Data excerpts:
========================
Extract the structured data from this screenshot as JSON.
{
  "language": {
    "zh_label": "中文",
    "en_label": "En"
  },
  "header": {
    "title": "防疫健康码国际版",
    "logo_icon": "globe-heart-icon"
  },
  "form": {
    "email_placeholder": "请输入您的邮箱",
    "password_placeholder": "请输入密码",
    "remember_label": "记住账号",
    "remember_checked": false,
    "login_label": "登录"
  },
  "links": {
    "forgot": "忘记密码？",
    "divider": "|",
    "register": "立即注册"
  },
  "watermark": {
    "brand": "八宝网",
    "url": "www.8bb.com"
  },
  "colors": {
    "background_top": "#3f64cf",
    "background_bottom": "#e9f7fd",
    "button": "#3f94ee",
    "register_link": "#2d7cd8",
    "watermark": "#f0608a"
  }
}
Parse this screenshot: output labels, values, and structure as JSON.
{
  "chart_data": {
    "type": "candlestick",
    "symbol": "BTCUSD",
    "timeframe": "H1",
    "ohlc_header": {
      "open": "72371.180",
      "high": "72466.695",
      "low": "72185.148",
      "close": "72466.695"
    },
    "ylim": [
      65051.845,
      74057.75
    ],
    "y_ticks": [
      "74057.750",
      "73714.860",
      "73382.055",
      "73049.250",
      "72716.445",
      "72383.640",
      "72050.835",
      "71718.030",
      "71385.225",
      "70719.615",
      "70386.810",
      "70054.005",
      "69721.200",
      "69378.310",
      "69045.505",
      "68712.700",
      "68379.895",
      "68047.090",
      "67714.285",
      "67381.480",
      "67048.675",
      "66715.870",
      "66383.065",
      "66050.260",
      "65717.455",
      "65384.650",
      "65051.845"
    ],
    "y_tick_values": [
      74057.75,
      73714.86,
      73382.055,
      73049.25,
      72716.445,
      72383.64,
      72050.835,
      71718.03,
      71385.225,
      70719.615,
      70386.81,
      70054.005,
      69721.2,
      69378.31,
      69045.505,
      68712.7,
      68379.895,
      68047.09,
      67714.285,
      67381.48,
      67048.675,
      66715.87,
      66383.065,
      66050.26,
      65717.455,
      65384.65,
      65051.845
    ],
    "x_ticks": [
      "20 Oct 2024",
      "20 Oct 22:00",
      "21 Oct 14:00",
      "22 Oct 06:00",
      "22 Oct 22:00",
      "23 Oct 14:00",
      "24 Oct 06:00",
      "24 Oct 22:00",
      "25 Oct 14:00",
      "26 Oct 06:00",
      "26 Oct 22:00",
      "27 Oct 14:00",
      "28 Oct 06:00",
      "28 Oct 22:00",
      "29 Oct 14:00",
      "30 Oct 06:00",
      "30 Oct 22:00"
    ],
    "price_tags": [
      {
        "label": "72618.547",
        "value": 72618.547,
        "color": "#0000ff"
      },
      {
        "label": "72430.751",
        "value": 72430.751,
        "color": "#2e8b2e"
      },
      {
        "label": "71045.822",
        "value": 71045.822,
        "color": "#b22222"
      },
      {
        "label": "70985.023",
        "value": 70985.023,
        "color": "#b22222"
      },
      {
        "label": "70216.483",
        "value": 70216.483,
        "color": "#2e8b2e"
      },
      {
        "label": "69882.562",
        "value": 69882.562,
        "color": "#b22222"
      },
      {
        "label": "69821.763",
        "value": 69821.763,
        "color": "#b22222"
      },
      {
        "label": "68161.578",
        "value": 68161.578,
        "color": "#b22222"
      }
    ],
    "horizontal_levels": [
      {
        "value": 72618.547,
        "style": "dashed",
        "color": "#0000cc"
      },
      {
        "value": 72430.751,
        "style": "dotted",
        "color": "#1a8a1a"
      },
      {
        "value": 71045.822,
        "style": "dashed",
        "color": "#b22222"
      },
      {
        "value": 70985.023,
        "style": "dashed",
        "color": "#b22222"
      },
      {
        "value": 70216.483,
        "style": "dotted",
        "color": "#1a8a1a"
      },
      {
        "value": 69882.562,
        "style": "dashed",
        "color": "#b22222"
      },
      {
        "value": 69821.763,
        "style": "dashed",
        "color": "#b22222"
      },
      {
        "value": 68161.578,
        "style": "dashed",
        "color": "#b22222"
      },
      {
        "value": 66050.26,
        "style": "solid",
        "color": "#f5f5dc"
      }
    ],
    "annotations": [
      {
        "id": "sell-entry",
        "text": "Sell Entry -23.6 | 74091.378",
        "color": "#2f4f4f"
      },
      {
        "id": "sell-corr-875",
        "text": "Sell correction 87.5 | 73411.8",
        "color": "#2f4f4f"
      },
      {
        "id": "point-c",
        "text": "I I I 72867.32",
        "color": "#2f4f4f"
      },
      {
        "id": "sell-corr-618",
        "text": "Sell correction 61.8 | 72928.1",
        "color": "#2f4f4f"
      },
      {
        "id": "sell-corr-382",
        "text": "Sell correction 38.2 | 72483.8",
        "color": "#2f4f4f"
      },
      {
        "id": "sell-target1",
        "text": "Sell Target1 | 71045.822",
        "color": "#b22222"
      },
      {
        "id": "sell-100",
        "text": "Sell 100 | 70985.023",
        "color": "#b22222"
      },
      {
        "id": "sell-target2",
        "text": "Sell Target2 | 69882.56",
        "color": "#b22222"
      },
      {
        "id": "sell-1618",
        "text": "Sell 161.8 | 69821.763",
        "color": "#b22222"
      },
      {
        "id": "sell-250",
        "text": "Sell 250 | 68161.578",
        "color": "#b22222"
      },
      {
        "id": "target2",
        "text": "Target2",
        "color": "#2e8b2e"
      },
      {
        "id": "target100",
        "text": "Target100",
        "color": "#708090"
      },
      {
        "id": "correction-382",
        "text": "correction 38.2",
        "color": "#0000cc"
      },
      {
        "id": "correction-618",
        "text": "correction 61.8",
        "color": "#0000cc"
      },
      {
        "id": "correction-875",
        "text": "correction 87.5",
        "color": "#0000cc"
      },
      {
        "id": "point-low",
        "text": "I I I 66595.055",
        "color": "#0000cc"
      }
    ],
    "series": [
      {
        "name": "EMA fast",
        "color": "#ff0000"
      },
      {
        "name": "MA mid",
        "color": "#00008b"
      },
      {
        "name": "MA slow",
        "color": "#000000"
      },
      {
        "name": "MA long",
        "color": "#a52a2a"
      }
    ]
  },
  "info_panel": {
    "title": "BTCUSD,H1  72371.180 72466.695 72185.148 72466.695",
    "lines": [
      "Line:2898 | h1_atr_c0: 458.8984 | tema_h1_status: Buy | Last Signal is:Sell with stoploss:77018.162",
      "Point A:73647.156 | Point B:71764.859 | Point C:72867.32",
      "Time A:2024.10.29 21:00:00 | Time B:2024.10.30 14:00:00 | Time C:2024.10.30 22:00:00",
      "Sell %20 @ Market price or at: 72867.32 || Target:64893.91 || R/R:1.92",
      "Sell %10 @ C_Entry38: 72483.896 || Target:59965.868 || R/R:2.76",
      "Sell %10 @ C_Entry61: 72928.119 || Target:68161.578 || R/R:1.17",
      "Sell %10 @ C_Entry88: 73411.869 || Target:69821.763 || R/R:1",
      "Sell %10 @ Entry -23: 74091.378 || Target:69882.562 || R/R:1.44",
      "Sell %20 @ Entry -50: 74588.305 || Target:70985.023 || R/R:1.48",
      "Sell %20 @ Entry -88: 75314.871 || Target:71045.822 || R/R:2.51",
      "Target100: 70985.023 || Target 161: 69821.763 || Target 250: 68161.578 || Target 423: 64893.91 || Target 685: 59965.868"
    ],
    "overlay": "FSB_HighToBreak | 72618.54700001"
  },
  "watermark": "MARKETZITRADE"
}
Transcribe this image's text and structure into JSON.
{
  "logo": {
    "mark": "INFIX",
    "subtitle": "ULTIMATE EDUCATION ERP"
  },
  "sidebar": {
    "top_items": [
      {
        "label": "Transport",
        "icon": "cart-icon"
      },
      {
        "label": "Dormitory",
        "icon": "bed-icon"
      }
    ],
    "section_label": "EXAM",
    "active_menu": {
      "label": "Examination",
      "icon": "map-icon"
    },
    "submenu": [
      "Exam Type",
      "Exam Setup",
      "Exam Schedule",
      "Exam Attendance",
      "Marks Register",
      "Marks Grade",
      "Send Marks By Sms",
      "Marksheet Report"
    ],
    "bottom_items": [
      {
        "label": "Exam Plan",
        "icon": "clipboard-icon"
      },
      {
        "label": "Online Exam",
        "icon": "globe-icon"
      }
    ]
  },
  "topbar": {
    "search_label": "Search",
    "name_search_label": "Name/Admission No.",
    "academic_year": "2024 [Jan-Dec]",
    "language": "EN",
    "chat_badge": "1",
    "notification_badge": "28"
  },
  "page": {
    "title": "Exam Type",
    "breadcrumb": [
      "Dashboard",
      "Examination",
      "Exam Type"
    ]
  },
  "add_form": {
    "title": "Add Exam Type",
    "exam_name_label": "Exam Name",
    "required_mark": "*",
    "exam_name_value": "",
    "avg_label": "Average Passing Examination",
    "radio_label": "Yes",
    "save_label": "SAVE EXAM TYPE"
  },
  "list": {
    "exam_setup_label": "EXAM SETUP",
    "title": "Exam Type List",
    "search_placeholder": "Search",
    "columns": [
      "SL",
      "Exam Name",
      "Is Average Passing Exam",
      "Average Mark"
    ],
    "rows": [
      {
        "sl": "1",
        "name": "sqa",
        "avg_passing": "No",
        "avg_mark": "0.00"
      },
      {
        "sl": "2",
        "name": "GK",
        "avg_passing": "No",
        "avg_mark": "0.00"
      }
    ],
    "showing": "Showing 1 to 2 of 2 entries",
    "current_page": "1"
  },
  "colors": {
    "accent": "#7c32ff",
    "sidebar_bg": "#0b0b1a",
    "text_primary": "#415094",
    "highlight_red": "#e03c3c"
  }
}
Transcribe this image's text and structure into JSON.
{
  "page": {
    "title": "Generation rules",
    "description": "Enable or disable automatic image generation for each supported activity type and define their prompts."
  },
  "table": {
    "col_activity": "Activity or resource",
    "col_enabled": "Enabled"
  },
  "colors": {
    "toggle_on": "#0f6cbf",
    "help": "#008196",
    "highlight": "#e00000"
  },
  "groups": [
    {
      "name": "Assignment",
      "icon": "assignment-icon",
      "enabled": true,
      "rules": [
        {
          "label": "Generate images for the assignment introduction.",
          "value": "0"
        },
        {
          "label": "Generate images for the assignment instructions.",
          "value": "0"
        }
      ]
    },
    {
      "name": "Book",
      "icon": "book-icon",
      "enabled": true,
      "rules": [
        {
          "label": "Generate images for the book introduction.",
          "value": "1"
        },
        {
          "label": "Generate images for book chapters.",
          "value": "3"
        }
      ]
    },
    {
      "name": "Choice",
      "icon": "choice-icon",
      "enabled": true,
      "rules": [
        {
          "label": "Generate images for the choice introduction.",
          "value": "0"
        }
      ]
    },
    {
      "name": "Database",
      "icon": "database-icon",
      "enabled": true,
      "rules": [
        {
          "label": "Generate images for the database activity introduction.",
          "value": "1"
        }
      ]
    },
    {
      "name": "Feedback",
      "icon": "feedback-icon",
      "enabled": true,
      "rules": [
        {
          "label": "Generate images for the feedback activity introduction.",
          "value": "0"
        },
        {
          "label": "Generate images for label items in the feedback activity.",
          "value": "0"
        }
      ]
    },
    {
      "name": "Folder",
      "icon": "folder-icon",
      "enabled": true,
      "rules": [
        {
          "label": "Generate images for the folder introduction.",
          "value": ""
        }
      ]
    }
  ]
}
========================
What needs to be done: Locate the word "Average" in the records above, and return each line that has it.

Right answer:
    "avg_label": "Average Passing Examination",
      "Is Average Passing Exam",
      "Average Mark"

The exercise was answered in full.